• [Data provided]

· · ·

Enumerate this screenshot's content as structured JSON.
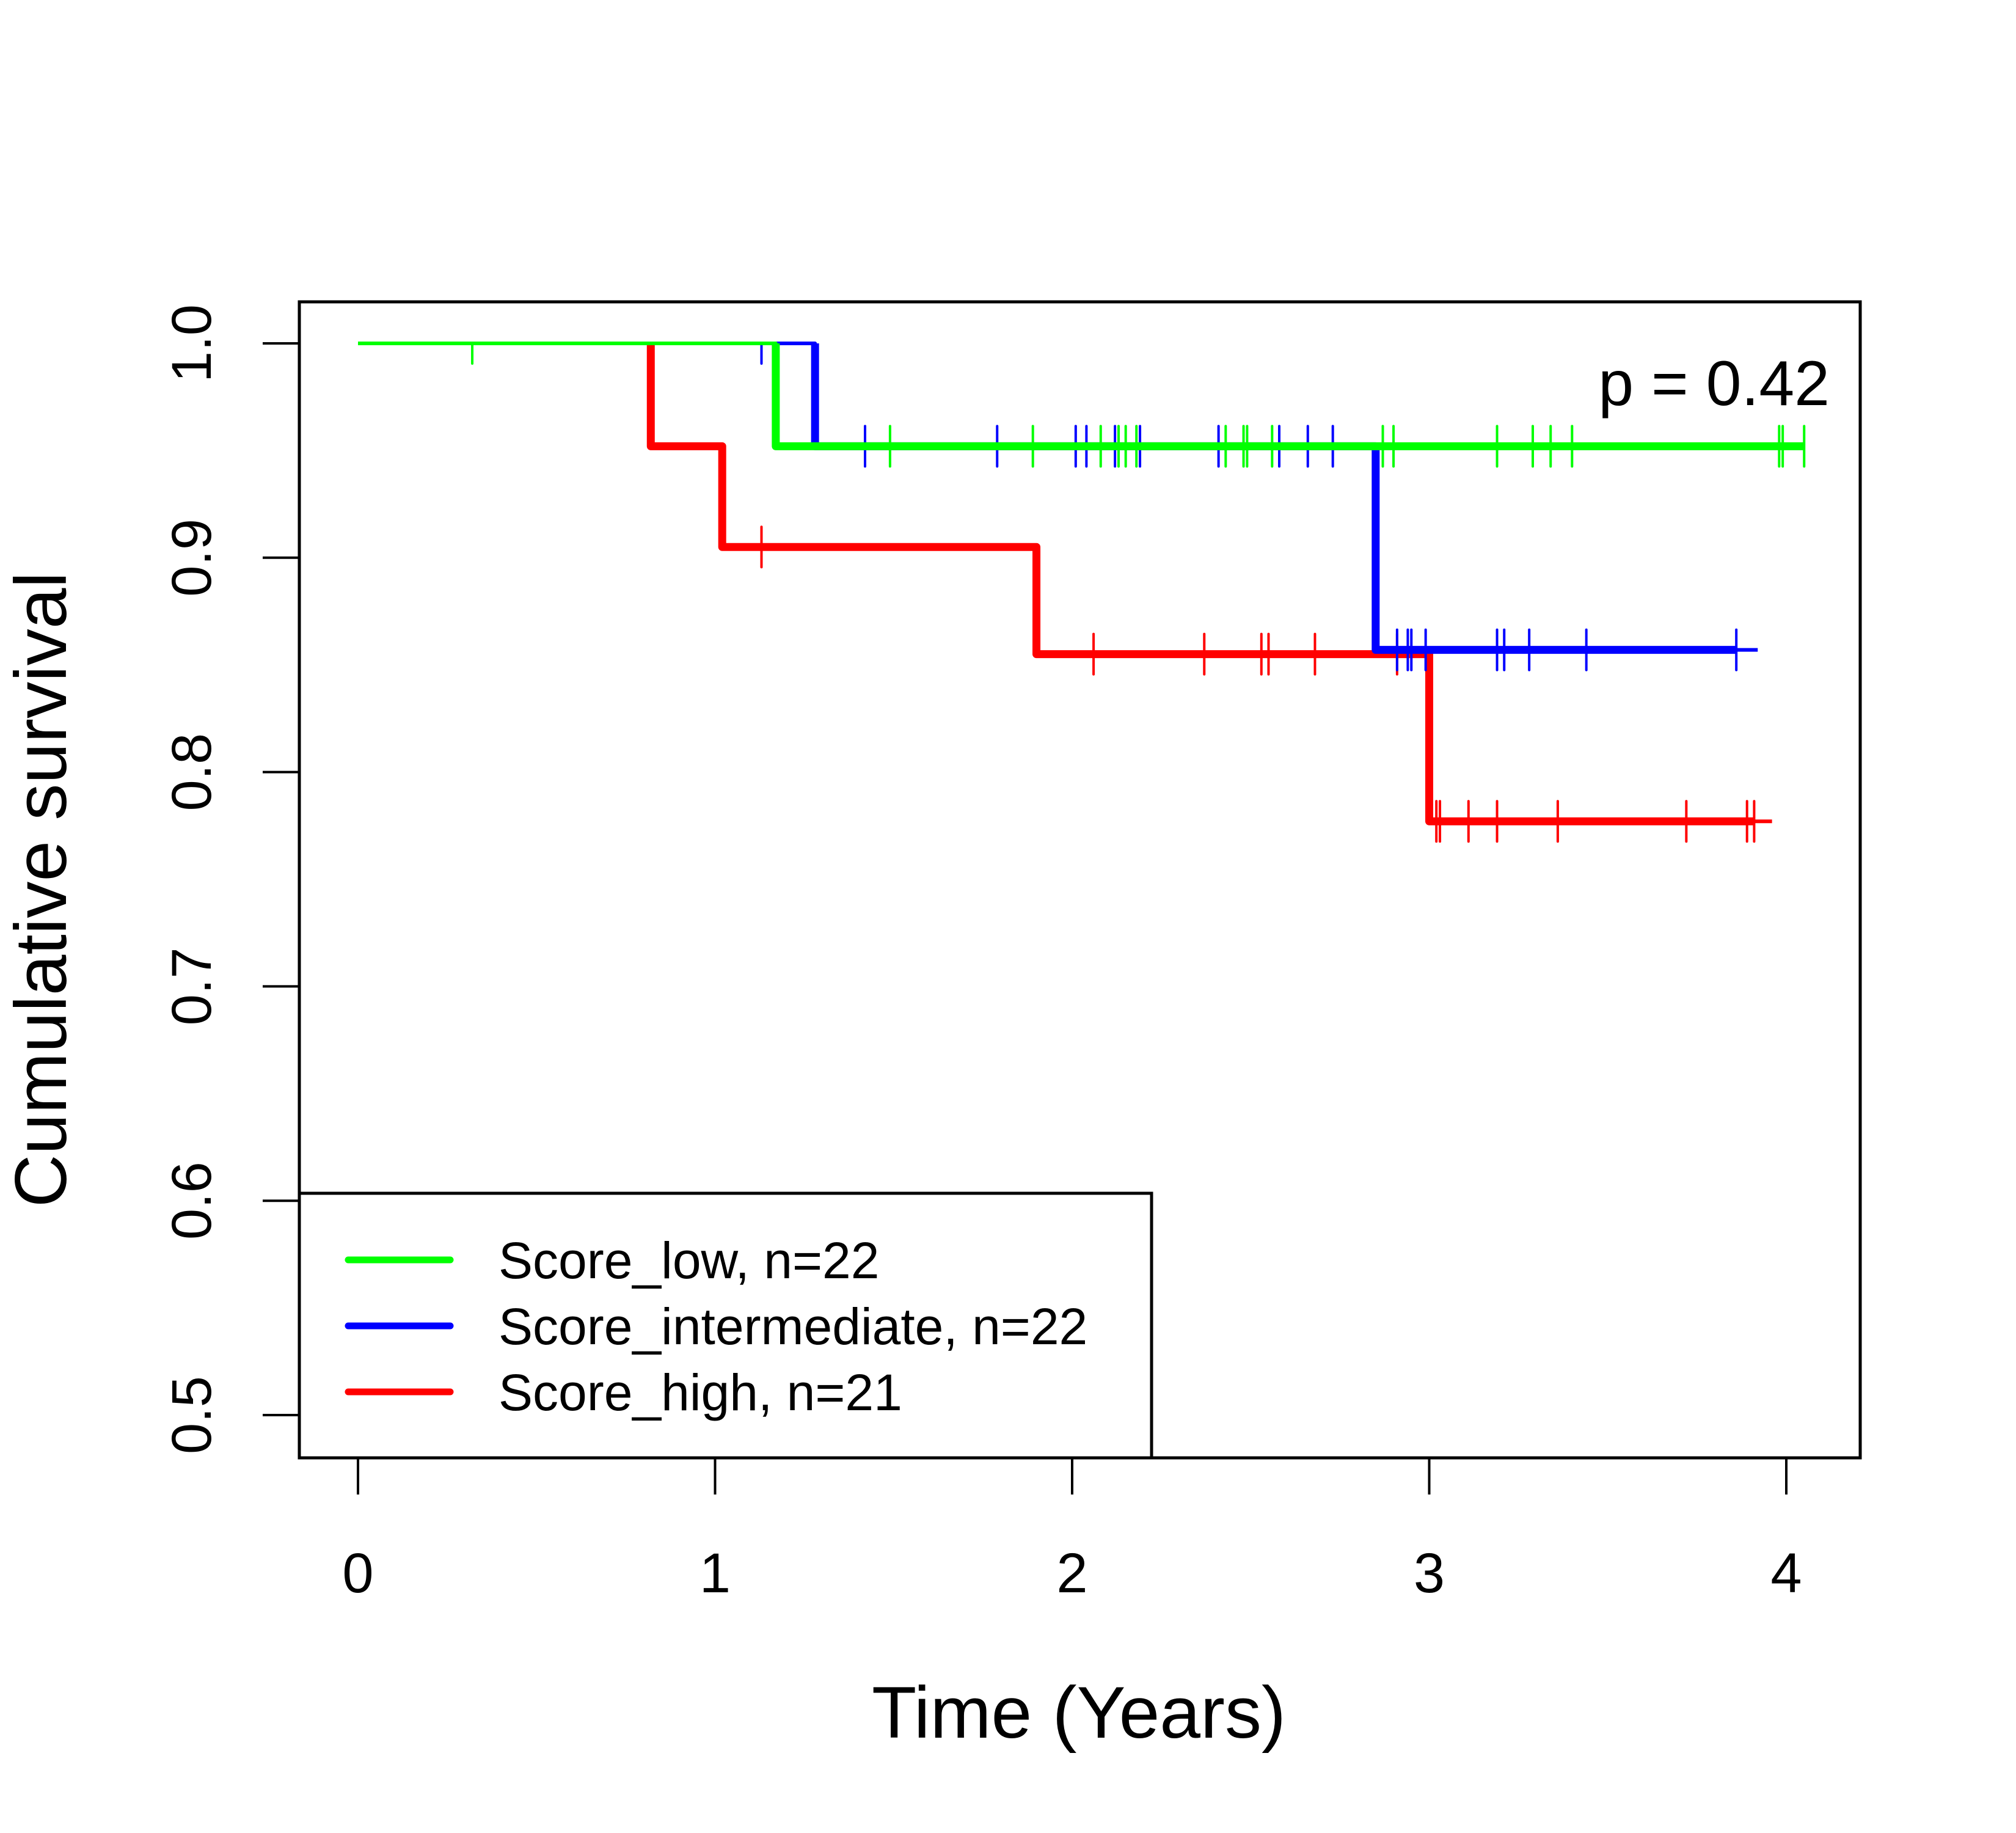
{
  "chart_data": {
    "type": "line",
    "subtype": "kaplan-meier",
    "title": "",
    "xlabel": "Time (Years)",
    "ylabel": "Cumulative survival",
    "xlim": [
      0,
      4.2
    ],
    "ylim": [
      0.5,
      1.0
    ],
    "x_ticks": [
      0,
      1,
      2,
      3,
      4
    ],
    "x_tick_labels": [
      "0",
      "1",
      "2",
      "3",
      "4"
    ],
    "y_ticks": [
      0.5,
      0.6,
      0.7,
      0.8,
      0.9,
      1.0
    ],
    "y_tick_labels": [
      "0.5",
      "0.6",
      "0.7",
      "0.8",
      "0.9",
      "1.0"
    ],
    "grid": false,
    "legend_position": "bottom-left",
    "annotation": "p = 0.42",
    "series": [
      {
        "name": "Score_low, n=22",
        "color": "#00ff00",
        "steps": [
          [
            0,
            1.0
          ],
          [
            1.17,
            0.952
          ]
        ],
        "end_time": 4.05,
        "censored": [
          0.32,
          1.49,
          1.89,
          2.08,
          2.13,
          2.15,
          2.18,
          2.43,
          2.48,
          2.49,
          2.56,
          2.87,
          2.9,
          3.19,
          3.29,
          3.34,
          3.4,
          3.98,
          3.99,
          4.05
        ]
      },
      {
        "name": "Score_intermediate, n=22",
        "color": "#0000ff",
        "steps": [
          [
            0,
            1.0
          ],
          [
            1.28,
            0.952
          ],
          [
            2.85,
            0.857
          ]
        ],
        "end_time": 3.92,
        "censored": [
          1.13,
          1.42,
          1.79,
          2.01,
          2.04,
          2.12,
          2.19,
          2.41,
          2.58,
          2.66,
          2.73,
          2.91,
          2.94,
          2.95,
          2.99,
          3.19,
          3.21,
          3.28,
          3.44,
          3.86
        ]
      },
      {
        "name": "Score_high, n=21",
        "color": "#ff0000",
        "steps": [
          [
            0,
            1.0
          ],
          [
            0.82,
            0.952
          ],
          [
            1.02,
            0.905
          ],
          [
            1.9,
            0.855
          ],
          [
            3.0,
            0.777
          ]
        ],
        "end_time": 3.96,
        "censored": [
          1.13,
          2.06,
          2.37,
          2.53,
          2.55,
          2.68,
          2.91,
          3.02,
          3.03,
          3.11,
          3.19,
          3.36,
          3.72,
          3.89,
          3.91
        ]
      }
    ]
  }
}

· · ·

• [Job]
Leave out the pictures and copy every record above exactly.

• [Problem solution]
Enumerate this screenshot's content as structured JSON.
{
  "chart_data": {
    "type": "line",
    "subtype": "kaplan-meier",
    "title": "",
    "xlabel": "Time (Years)",
    "ylabel": "Cumulative survival",
    "xlim": [
      0,
      4.2
    ],
    "ylim": [
      0.5,
      1.0
    ],
    "x_ticks": [
      0,
      1,
      2,
      3,
      4
    ],
    "x_tick_labels": [
      "0",
      "1",
      "2",
      "3",
      "4"
    ],
    "y_ticks": [
      0.5,
      0.6,
      0.7,
      0.8,
      0.9,
      1.0
    ],
    "y_tick_labels": [
      "0.5",
      "0.6",
      "0.7",
      "0.8",
      "0.9",
      "1.0"
    ],
    "grid": false,
    "legend_position": "bottom-left",
    "annotation": "p = 0.42",
    "series": [
      {
        "name": "Score_low, n=22",
        "color": "#00ff00",
        "steps": [
          [
            0,
            1.0
          ],
          [
            1.17,
            0.952
          ]
        ],
        "end_time": 4.05,
        "censored": [
          0.32,
          1.49,
          1.89,
          2.08,
          2.13,
          2.15,
          2.18,
          2.43,
          2.48,
          2.49,
          2.56,
          2.87,
          2.9,
          3.19,
          3.29,
          3.34,
          3.4,
          3.98,
          3.99,
          4.05
        ]
      },
      {
        "name": "Score_intermediate, n=22",
        "color": "#0000ff",
        "steps": [
          [
            0,
            1.0
          ],
          [
            1.28,
            0.952
          ],
          [
            2.85,
            0.857
          ]
        ],
        "end_time": 3.92,
        "censored": [
          1.13,
          1.42,
          1.79,
          2.01,
          2.04,
          2.12,
          2.19,
          2.41,
          2.58,
          2.66,
          2.73,
          2.91,
          2.94,
          2.95,
          2.99,
          3.19,
          3.21,
          3.28,
          3.44,
          3.86
        ]
      },
      {
        "name": "Score_high, n=21",
        "color": "#ff0000",
        "steps": [
          [
            0,
            1.0
          ],
          [
            0.82,
            0.952
          ],
          [
            1.02,
            0.905
          ],
          [
            1.9,
            0.855
          ],
          [
            3.0,
            0.777
          ]
        ],
        "end_time": 3.96,
        "censored": [
          1.13,
          2.06,
          2.37,
          2.53,
          2.55,
          2.68,
          2.91,
          3.02,
          3.03,
          3.11,
          3.19,
          3.36,
          3.72,
          3.89,
          3.91
        ]
      }
    ]
  }
}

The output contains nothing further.